Extract the full set of records, then give each one again exactly.

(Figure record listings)
┄┄┄┄┄┄┄┄┄┄

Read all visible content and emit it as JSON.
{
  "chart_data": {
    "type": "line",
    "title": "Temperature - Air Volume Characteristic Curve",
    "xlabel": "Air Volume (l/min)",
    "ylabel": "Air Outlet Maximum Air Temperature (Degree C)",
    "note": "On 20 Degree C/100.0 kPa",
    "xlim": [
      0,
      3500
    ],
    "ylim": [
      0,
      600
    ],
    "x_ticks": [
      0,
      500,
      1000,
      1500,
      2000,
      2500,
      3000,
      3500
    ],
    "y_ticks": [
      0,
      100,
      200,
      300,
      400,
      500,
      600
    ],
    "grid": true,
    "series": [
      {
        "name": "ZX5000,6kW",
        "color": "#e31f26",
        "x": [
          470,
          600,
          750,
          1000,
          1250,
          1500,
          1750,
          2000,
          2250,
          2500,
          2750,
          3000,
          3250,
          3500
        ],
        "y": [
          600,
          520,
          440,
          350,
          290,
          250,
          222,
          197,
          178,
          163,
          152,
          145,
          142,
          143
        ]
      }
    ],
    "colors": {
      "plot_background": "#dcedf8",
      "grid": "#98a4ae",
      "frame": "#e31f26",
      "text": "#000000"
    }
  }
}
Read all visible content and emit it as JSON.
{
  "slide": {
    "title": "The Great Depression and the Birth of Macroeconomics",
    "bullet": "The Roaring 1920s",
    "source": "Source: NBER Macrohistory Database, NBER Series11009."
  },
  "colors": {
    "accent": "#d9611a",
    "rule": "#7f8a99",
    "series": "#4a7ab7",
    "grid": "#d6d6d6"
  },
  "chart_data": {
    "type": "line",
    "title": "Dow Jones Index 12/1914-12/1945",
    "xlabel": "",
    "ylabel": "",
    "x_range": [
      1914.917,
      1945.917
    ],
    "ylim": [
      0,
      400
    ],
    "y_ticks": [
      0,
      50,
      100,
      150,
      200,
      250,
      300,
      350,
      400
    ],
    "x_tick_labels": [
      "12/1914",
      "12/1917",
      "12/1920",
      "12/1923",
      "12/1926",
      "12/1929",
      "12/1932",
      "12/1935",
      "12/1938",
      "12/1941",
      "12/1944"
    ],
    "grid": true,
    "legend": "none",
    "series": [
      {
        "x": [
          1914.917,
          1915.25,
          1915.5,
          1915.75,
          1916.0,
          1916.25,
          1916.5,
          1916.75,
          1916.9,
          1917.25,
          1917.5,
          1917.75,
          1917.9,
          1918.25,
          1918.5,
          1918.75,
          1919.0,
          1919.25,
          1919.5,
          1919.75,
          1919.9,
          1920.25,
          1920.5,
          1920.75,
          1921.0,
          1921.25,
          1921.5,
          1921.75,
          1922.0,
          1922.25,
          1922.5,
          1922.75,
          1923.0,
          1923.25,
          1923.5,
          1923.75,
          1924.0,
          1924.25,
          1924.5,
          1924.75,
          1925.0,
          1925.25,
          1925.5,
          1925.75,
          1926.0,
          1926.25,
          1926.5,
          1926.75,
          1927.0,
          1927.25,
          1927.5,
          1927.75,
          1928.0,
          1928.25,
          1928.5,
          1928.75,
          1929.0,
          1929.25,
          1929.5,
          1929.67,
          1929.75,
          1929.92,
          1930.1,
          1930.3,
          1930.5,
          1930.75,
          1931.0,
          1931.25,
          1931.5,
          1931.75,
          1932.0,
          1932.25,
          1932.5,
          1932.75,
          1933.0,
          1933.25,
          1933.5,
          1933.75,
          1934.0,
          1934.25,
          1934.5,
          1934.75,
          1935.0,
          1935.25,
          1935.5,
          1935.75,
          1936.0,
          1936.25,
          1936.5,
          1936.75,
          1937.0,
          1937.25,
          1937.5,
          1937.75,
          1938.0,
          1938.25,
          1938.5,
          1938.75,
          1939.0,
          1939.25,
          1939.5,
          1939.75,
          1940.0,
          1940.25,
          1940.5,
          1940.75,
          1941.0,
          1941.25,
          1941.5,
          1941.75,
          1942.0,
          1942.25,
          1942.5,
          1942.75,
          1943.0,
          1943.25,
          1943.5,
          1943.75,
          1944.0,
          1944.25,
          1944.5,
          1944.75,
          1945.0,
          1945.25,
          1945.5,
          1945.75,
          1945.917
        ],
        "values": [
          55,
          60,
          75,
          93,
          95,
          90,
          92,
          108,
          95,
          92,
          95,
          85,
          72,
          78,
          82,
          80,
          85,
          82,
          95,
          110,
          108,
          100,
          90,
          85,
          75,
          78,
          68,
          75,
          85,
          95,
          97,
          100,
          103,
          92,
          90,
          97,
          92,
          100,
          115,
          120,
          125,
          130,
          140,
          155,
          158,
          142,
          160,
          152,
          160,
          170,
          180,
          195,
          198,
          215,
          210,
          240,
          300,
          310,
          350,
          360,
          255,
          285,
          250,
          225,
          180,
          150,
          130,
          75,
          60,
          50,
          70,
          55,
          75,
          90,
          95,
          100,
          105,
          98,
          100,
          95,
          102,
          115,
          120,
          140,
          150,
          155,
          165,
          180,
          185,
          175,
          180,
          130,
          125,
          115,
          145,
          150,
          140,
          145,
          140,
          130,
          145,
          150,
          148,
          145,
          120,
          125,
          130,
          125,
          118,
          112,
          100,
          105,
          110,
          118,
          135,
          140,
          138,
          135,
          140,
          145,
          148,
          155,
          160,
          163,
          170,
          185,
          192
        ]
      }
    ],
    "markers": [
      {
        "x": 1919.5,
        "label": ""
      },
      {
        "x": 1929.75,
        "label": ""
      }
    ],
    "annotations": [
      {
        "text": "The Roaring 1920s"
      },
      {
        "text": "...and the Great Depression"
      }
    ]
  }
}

┄┄┄┄┄┄┄┄┄┄

— Solved exercise —
Read all visible content and emit it as JSON.
{
  "chart_data": {
    "type": "line",
    "title": "Temperature - Air Volume Characteristic Curve",
    "xlabel": "Air Volume (l/min)",
    "ylabel": "Air Outlet Maximum Air Temperature (Degree C)",
    "note": "On 20 Degree C/100.0 kPa",
    "xlim": [
      0,
      3500
    ],
    "ylim": [
      0,
      600
    ],
    "x_ticks": [
      0,
      500,
      1000,
      1500,
      2000,
      2500,
      3000,
      3500
    ],
    "y_ticks": [
      0,
      100,
      200,
      300,
      400,
      500,
      600
    ],
    "grid": true,
    "series": [
      {
        "name": "ZX5000,6kW",
        "color": "#e31f26",
        "x": [
          470,
          600,
          750,
          1000,
          1250,
          1500,
          1750,
          2000,
          2250,
          2500,
          2750,
          3000,
          3250,
          3500
        ],
        "y": [
          600,
          520,
          440,
          350,
          290,
          250,
          222,
          197,
          178,
          163,
          152,
          145,
          142,
          143
        ]
      }
    ],
    "colors": {
      "plot_background": "#dcedf8",
      "grid": "#98a4ae",
      "frame": "#e31f26",
      "text": "#000000"
    }
  }
}
Read all visible content and emit it as JSON.
{
  "slide": {
    "title": "The Great Depression and the Birth of Macroeconomics",
    "bullet": "The Roaring 1920s",
    "source": "Source: NBER Macrohistory Database, NBER Series11009."
  },
  "colors": {
    "accent": "#d9611a",
    "rule": "#7f8a99",
    "series": "#4a7ab7",
    "grid": "#d6d6d6"
  },
  "chart_data": {
    "type": "line",
    "title": "Dow Jones Index 12/1914-12/1945",
    "xlabel": "",
    "ylabel": "",
    "x_range": [
      1914.917,
      1945.917
    ],
    "ylim": [
      0,
      400
    ],
    "y_ticks": [
      0,
      50,
      100,
      150,
      200,
      250,
      300,
      350,
      400
    ],
    "x_tick_labels": [
      "12/1914",
      "12/1917",
      "12/1920",
      "12/1923",
      "12/1926",
      "12/1929",
      "12/1932",
      "12/1935",
      "12/1938",
      "12/1941",
      "12/1944"
    ],
    "grid": true,
    "legend": "none",
    "series": [
      {
        "x": [
          1914.917,
          1915.25,
          1915.5,
          1915.75,
          1916.0,
          1916.25,
          1916.5,
          1916.75,
          1916.9,
          1917.25,
          1917.5,
          1917.75,
          1917.9,
          1918.25,
          1918.5,
          1918.75,
          1919.0,
          1919.25,
          1919.5,
          1919.75,
          1919.9,
          1920.25,
          1920.5,
          1920.75,
          1921.0,
          1921.25,
          1921.5,
          1921.75,
          1922.0,
          1922.25,
          1922.5,
          1922.75,
          1923.0,
          1923.25,
          1923.5,
          1923.75,
          1924.0,
          1924.25,
          1924.5,
          1924.75,
          1925.0,
          1925.25,
          1925.5,
          1925.75,
          1926.0,
          1926.25,
          1926.5,
          1926.75,
          1927.0,
          1927.25,
          1927.5,
          1927.75,
          1928.0,
          1928.25,
          1928.5,
          1928.75,
          1929.0,
          1929.25,
          1929.5,
          1929.67,
          1929.75,
          1929.92,
          1930.1,
          1930.3,
          1930.5,
          1930.75,
          1931.0,
          1931.25,
          1931.5,
          1931.75,
          1932.0,
          1932.25,
          1932.5,
          1932.75,
          1933.0,
          1933.25,
          1933.5,
          1933.75,
          1934.0,
          1934.25,
          1934.5,
          1934.75,
          1935.0,
          1935.25,
          1935.5,
          1935.75,
          1936.0,
          1936.25,
          1936.5,
          1936.75,
          1937.0,
          1937.25,
          1937.5,
          1937.75,
          1938.0,
          1938.25,
          1938.5,
          1938.75,
          1939.0,
          1939.25,
          1939.5,
          1939.75,
          1940.0,
          1940.25,
          1940.5,
          1940.75,
          1941.0,
          1941.25,
          1941.5,
          1941.75,
          1942.0,
          1942.25,
          1942.5,
          1942.75,
          1943.0,
          1943.25,
          1943.5,
          1943.75,
          1944.0,
          1944.25,
          1944.5,
          1944.75,
          1945.0,
          1945.25,
          1945.5,
          1945.75,
          1945.917
        ],
        "values": [
          55,
          60,
          75,
          93,
          95,
          90,
          92,
          108,
          95,
          92,
          95,
          85,
          72,
          78,
          82,
          80,
          85,
          82,
          95,
          110,
          108,
          100,
          90,
          85,
          75,
          78,
          68,
          75,
          85,
          95,
          97,
          100,
          103,
          92,
          90,
          97,
          92,
          100,
          115,
          120,
          125,
          130,
          140,
          155,
          158,
          142,
          160,
          152,
          160,
          170,
          180,
          195,
          198,
          215,
          210,
          240,
          300,
          310,
          350,
          360,
          255,
          285,
          250,
          225,
          180,
          150,
          130,
          75,
          60,
          50,
          70,
          55,
          75,
          90,
          95,
          100,
          105,
          98,
          100,
          95,
          102,
          115,
          120,
          140,
          150,
          155,
          165,
          180,
          185,
          175,
          180,
          130,
          125,
          115,
          145,
          150,
          140,
          145,
          140,
          130,
          145,
          150,
          148,
          145,
          120,
          125,
          130,
          125,
          118,
          112,
          100,
          105,
          110,
          118,
          135,
          140,
          138,
          135,
          140,
          145,
          148,
          155,
          160,
          163,
          170,
          185,
          192
        ]
      }
    ],
    "markers": [
      {
        "x": 1919.5,
        "label": ""
      },
      {
        "x": 1929.75,
        "label": ""
      }
    ],
    "annotations": [
      {
        "text": "The Roaring 1920s"
      },
      {
        "text": "...and the Great Depression"
      }
    ]
  }
}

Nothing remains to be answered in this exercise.